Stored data
<<<<

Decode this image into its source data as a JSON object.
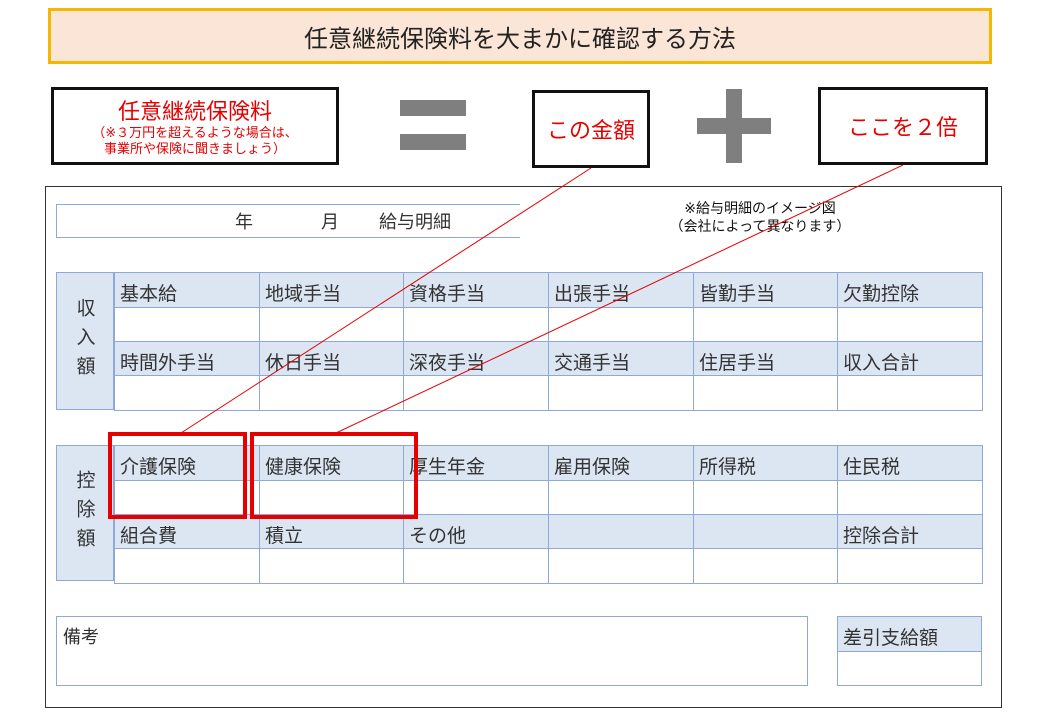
{
  "title": "任意継続保険料を大まかに確認する方法",
  "formula": {
    "premium": {
      "label": "任意継続保険料",
      "note": "（※３万円を超えるような場合は、\n事業所や保険に聞きましょう）"
    },
    "equals_symbol": "equals",
    "amount_box": "この金額",
    "plus_symbol": "plus",
    "double_box": "ここを２倍"
  },
  "slip": {
    "title_year": "年",
    "title_month": "月",
    "title_text": "給与明細",
    "image_note": "※給与明細のイメージ図\n（会社によって異なります）",
    "income": {
      "label": "収入額",
      "row1": [
        "基本給",
        "地域手当",
        "資格手当",
        "出張手当",
        "皆勤手当",
        "欠勤控除"
      ],
      "row2": [
        "時間外手当",
        "休日手当",
        "深夜手当",
        "交通手当",
        "住居手当",
        "収入合計"
      ]
    },
    "deduction": {
      "label": "控除額",
      "row1": [
        "介護保険",
        "健康保険",
        "厚生年金",
        "雇用保険",
        "所得税",
        "住民税"
      ],
      "row2": [
        "組合費",
        "積立",
        "その他",
        "",
        "",
        "控除合計"
      ]
    },
    "remarks_label": "備考",
    "net_pay_label": "差引支給額"
  },
  "colors": {
    "title_bg": "#fbe5d6",
    "title_border": "#f5b800",
    "accent_red": "#e60000",
    "header_cell": "#dce6f2",
    "cell_border": "#8ea9d8",
    "symbol_gray": "#7f7f7f"
  }
}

>>>>

> _What is needed_
Your copy should match the records word for word, with the pictures removed.

> _Complete response_
Decode this image into its source data as a JSON object.
{
  "title": "任意継続保険料を大まかに確認する方法",
  "formula": {
    "premium": {
      "label": "任意継続保険料",
      "note": "（※３万円を超えるような場合は、\n事業所や保険に聞きましょう）"
    },
    "equals_symbol": "equals",
    "amount_box": "この金額",
    "plus_symbol": "plus",
    "double_box": "ここを２倍"
  },
  "slip": {
    "title_year": "年",
    "title_month": "月",
    "title_text": "給与明細",
    "image_note": "※給与明細のイメージ図\n（会社によって異なります）",
    "income": {
      "label": "収入額",
      "row1": [
        "基本給",
        "地域手当",
        "資格手当",
        "出張手当",
        "皆勤手当",
        "欠勤控除"
      ],
      "row2": [
        "時間外手当",
        "休日手当",
        "深夜手当",
        "交通手当",
        "住居手当",
        "収入合計"
      ]
    },
    "deduction": {
      "label": "控除額",
      "row1": [
        "介護保険",
        "健康保険",
        "厚生年金",
        "雇用保険",
        "所得税",
        "住民税"
      ],
      "row2": [
        "組合費",
        "積立",
        "その他",
        "",
        "",
        "控除合計"
      ]
    },
    "remarks_label": "備考",
    "net_pay_label": "差引支給額"
  },
  "colors": {
    "title_bg": "#fbe5d6",
    "title_border": "#f5b800",
    "accent_red": "#e60000",
    "header_cell": "#dce6f2",
    "cell_border": "#8ea9d8",
    "symbol_gray": "#7f7f7f"
  }
}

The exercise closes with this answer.